Start
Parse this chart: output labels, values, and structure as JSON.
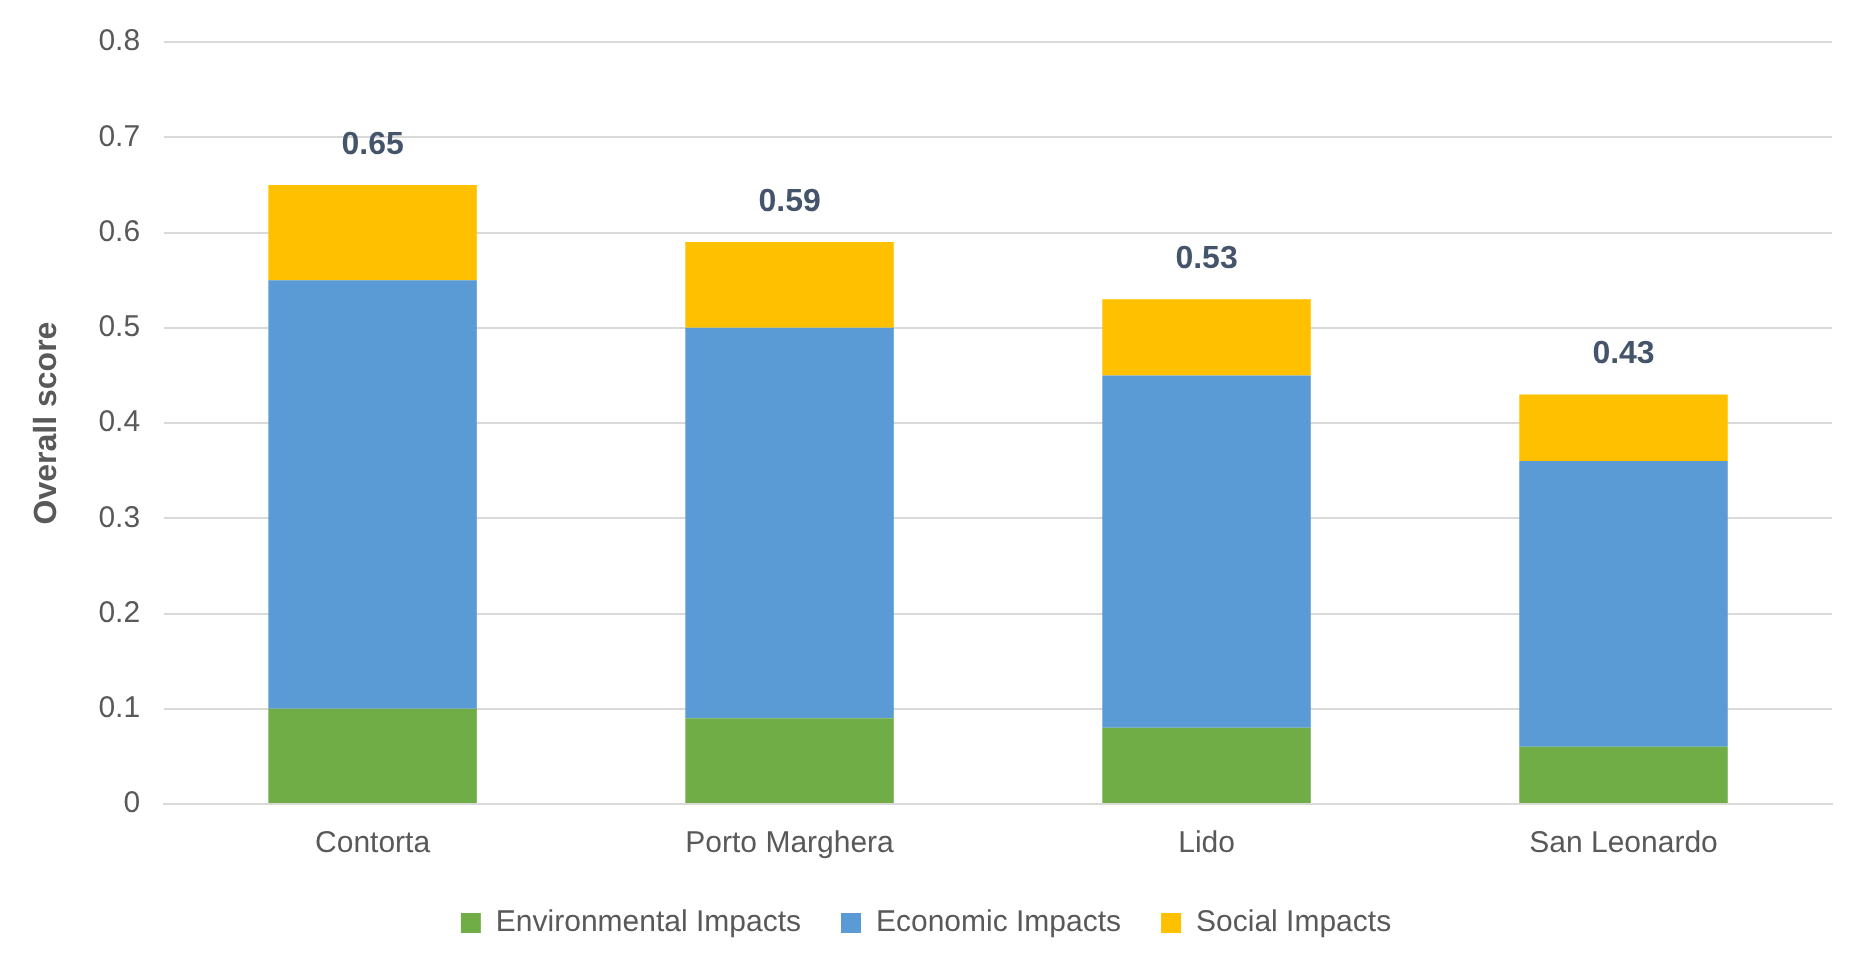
{
  "chart_data": {
    "type": "bar",
    "stacked": true,
    "ylabel": "Overall score",
    "categories": [
      "Contorta",
      "Porto Marghera",
      "Lido",
      "San Leonardo"
    ],
    "series": [
      {
        "name": "Environmental Impacts",
        "color": "#70ad47",
        "values": [
          0.1,
          0.09,
          0.08,
          0.06
        ]
      },
      {
        "name": "Economic Impacts",
        "color": "#5b9bd5",
        "values": [
          0.45,
          0.41,
          0.37,
          0.3
        ]
      },
      {
        "name": "Social Impacts",
        "color": "#ffc000",
        "values": [
          0.1,
          0.09,
          0.08,
          0.07
        ]
      }
    ],
    "totals": [
      "0.65",
      "0.59",
      "0.53",
      "0.43"
    ],
    "ylim": [
      0,
      0.8
    ],
    "yticks": [
      0,
      0.1,
      0.2,
      0.3,
      0.4,
      0.5,
      0.6,
      0.7,
      0.8
    ],
    "grid": "y",
    "legend": "bottom"
  }
}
End
▶ [Task to carry out]: Copy every entry word for word, but omit the pictures.

▶ [Answer in full]:
Parse this chart: output labels, values, and structure as JSON.
{
  "chart_data": {
    "type": "bar",
    "stacked": true,
    "ylabel": "Overall score",
    "categories": [
      "Contorta",
      "Porto Marghera",
      "Lido",
      "San Leonardo"
    ],
    "series": [
      {
        "name": "Environmental Impacts",
        "color": "#70ad47",
        "values": [
          0.1,
          0.09,
          0.08,
          0.06
        ]
      },
      {
        "name": "Economic Impacts",
        "color": "#5b9bd5",
        "values": [
          0.45,
          0.41,
          0.37,
          0.3
        ]
      },
      {
        "name": "Social Impacts",
        "color": "#ffc000",
        "values": [
          0.1,
          0.09,
          0.08,
          0.07
        ]
      }
    ],
    "totals": [
      "0.65",
      "0.59",
      "0.53",
      "0.43"
    ],
    "ylim": [
      0,
      0.8
    ],
    "yticks": [
      0,
      0.1,
      0.2,
      0.3,
      0.4,
      0.5,
      0.6,
      0.7,
      0.8
    ],
    "grid": "y",
    "legend": "bottom"
  }
}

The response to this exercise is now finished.